Saved entries:
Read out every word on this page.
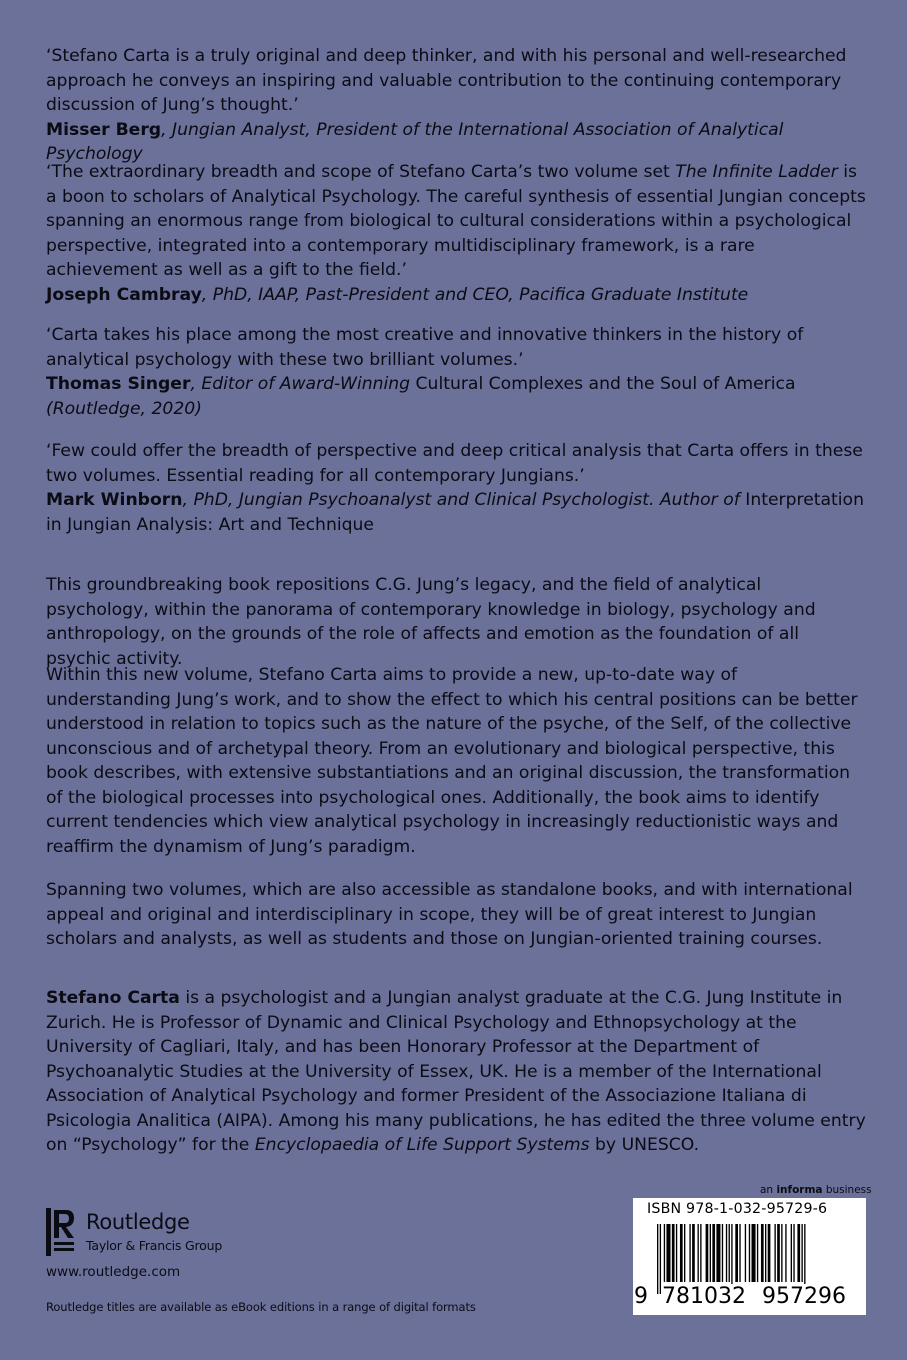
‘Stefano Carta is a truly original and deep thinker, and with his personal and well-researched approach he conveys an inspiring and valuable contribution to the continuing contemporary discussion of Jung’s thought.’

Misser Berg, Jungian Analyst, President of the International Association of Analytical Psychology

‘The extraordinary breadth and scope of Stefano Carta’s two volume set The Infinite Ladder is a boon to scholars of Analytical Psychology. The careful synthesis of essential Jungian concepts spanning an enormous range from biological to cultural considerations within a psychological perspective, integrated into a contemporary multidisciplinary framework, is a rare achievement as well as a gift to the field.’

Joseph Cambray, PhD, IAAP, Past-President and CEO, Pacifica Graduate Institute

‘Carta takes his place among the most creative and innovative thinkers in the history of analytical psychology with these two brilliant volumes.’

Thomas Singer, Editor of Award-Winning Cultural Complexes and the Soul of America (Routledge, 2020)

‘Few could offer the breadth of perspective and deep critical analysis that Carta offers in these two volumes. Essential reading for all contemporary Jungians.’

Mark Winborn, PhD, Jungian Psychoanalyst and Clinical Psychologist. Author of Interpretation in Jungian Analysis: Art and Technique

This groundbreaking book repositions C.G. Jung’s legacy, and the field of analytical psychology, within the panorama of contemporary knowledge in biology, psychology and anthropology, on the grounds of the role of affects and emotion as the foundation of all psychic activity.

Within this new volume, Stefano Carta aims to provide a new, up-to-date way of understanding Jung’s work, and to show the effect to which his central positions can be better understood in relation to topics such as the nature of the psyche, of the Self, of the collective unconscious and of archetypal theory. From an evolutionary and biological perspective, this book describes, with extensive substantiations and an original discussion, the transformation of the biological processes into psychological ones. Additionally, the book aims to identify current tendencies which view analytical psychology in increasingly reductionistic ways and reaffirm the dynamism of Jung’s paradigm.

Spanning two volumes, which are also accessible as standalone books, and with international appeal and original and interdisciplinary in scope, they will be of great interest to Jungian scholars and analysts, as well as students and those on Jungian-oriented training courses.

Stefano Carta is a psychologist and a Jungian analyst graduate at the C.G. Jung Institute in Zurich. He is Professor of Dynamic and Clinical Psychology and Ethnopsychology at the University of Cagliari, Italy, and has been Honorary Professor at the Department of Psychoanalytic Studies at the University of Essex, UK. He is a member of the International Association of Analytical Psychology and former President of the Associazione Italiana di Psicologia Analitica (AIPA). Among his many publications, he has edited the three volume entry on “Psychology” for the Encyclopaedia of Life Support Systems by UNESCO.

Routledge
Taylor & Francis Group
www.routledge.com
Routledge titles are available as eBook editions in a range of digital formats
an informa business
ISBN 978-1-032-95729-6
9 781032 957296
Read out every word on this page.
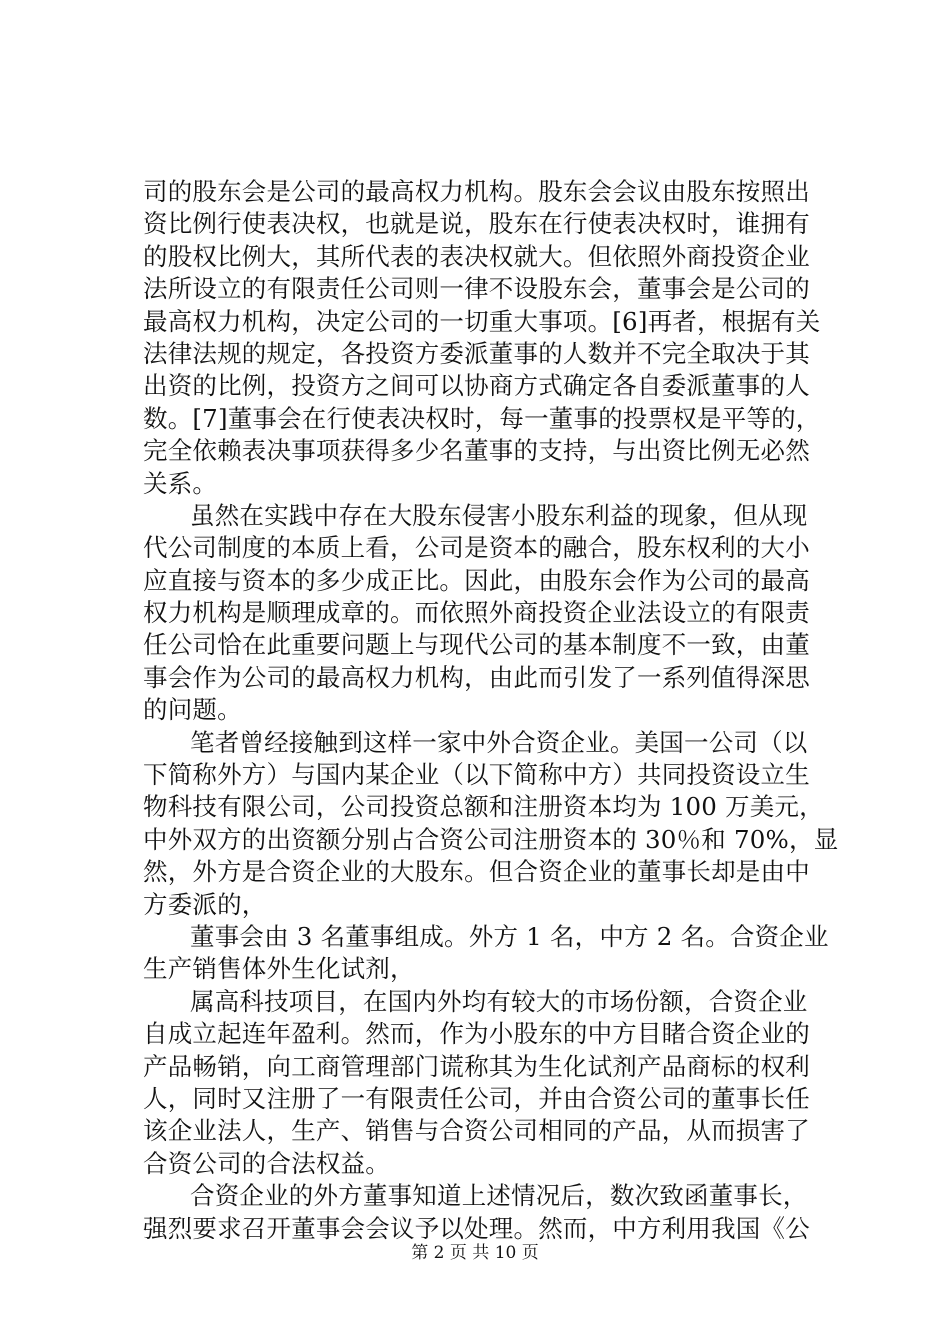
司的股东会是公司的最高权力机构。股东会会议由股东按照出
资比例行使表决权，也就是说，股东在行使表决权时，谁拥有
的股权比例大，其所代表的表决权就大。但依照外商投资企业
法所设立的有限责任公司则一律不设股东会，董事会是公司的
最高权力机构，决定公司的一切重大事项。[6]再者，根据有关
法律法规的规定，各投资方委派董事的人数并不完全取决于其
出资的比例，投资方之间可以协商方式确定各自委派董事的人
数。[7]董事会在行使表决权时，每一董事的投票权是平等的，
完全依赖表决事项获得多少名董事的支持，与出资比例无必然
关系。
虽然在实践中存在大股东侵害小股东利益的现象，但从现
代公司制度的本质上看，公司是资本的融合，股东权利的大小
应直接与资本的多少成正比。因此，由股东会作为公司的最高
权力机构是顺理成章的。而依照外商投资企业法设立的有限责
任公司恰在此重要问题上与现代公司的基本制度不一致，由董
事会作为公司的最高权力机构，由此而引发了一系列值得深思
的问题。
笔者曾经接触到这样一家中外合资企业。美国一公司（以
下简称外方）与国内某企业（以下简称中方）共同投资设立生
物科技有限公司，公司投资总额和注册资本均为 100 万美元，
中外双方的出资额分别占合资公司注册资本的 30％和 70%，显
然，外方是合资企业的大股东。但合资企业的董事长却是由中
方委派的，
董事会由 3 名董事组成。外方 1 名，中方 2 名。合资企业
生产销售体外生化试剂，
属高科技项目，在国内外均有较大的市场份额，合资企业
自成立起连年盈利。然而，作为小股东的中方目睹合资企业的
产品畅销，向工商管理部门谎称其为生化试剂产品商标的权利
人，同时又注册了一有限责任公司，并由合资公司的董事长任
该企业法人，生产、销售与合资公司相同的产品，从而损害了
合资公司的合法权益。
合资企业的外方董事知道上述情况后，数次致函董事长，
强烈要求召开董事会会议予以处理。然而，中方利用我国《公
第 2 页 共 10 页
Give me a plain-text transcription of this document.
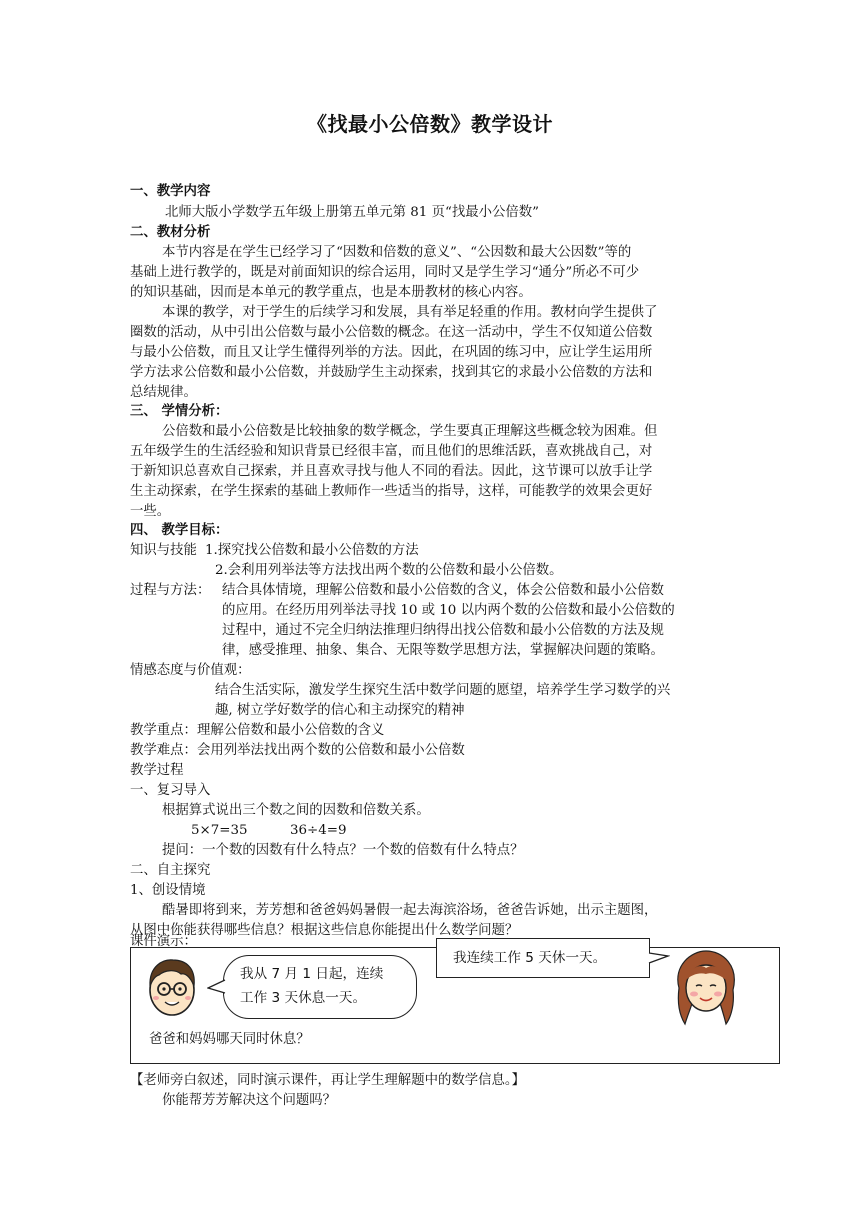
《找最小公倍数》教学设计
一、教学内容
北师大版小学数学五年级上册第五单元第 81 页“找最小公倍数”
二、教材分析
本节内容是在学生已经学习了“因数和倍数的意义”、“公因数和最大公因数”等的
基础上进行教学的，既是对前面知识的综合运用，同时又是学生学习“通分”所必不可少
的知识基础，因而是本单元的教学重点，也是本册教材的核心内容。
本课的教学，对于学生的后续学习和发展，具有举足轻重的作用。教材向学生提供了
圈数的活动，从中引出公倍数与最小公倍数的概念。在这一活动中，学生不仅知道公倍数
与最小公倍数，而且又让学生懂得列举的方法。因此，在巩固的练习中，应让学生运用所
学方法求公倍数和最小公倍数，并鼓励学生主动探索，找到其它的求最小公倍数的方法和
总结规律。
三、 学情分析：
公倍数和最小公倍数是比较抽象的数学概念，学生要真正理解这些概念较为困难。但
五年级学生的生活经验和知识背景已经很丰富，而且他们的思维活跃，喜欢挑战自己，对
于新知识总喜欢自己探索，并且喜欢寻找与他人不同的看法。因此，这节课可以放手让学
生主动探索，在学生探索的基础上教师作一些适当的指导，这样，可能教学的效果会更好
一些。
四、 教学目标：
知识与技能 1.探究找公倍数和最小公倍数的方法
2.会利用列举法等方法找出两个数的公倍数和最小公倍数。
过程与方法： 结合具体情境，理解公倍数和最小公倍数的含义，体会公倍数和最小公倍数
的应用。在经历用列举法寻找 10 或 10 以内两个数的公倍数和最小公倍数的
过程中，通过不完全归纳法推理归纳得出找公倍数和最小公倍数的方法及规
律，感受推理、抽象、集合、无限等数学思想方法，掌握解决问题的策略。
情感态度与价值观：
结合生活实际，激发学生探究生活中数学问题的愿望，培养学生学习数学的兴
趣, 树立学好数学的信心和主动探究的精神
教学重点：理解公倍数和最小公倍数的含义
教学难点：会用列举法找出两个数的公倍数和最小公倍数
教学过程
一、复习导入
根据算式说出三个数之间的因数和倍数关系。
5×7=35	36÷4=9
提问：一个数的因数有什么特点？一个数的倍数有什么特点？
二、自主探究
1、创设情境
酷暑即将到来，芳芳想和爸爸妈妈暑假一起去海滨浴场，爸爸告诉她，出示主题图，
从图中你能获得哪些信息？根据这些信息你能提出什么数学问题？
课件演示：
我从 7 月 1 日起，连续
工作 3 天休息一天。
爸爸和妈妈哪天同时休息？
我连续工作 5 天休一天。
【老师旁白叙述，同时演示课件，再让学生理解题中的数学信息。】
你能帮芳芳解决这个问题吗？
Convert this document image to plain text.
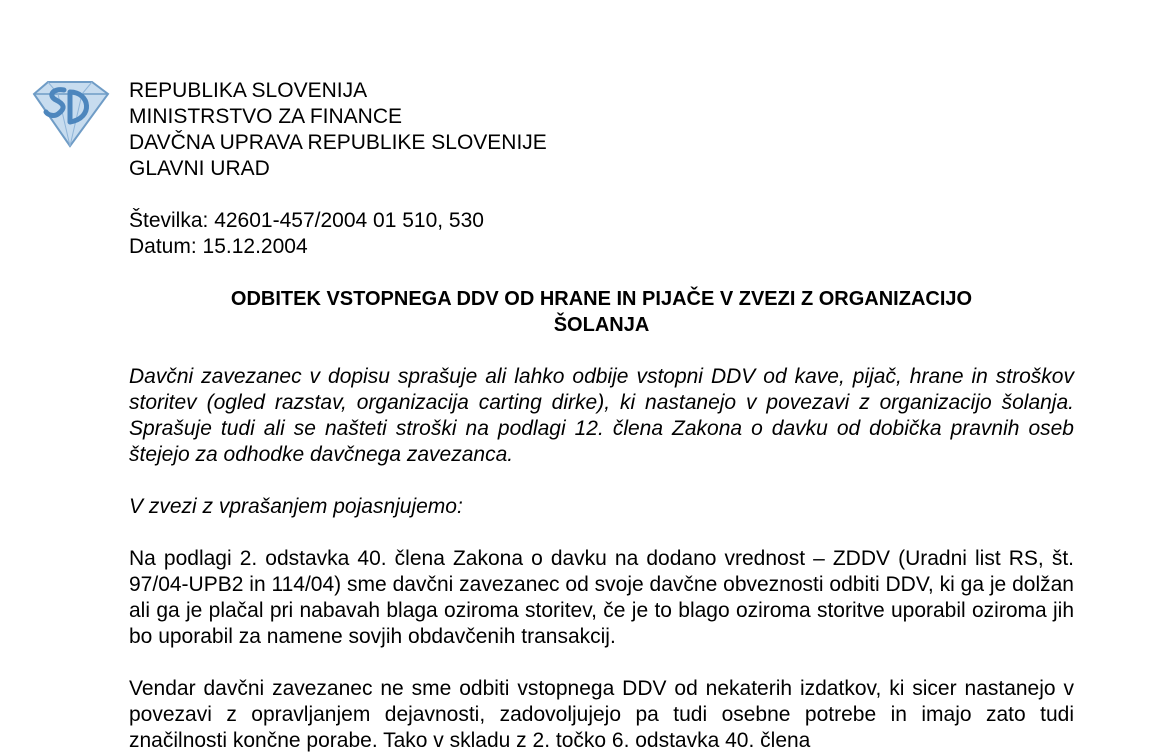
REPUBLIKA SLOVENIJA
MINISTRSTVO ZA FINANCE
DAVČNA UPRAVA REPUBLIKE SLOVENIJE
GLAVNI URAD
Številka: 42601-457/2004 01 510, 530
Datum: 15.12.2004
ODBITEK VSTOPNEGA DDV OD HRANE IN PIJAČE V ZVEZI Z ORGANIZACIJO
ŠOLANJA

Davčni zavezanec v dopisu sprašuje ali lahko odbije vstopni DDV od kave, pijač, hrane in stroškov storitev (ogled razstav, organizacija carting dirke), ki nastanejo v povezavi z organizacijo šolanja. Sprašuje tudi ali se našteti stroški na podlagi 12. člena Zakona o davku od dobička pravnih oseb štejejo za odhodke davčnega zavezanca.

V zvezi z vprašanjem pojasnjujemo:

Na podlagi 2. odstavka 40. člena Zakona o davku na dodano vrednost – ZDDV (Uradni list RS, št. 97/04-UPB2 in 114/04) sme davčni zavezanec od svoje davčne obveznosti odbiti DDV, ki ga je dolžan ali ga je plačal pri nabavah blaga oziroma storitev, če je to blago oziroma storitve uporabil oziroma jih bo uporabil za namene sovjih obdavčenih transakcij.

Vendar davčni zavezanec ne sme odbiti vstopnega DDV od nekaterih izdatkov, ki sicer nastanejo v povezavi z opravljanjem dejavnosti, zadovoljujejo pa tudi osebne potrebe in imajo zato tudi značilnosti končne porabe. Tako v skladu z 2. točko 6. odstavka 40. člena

— Written request —
Reproduce every line from the entries that holds the word "理解公倍数和最小公倍数的含义".

— Solution to the problem —
过程与方法： 结合具体情境，理解公倍数和最小公倍数的含义，体会公倍数和最小公倍数
教学重点：理解公倍数和最小公倍数的含义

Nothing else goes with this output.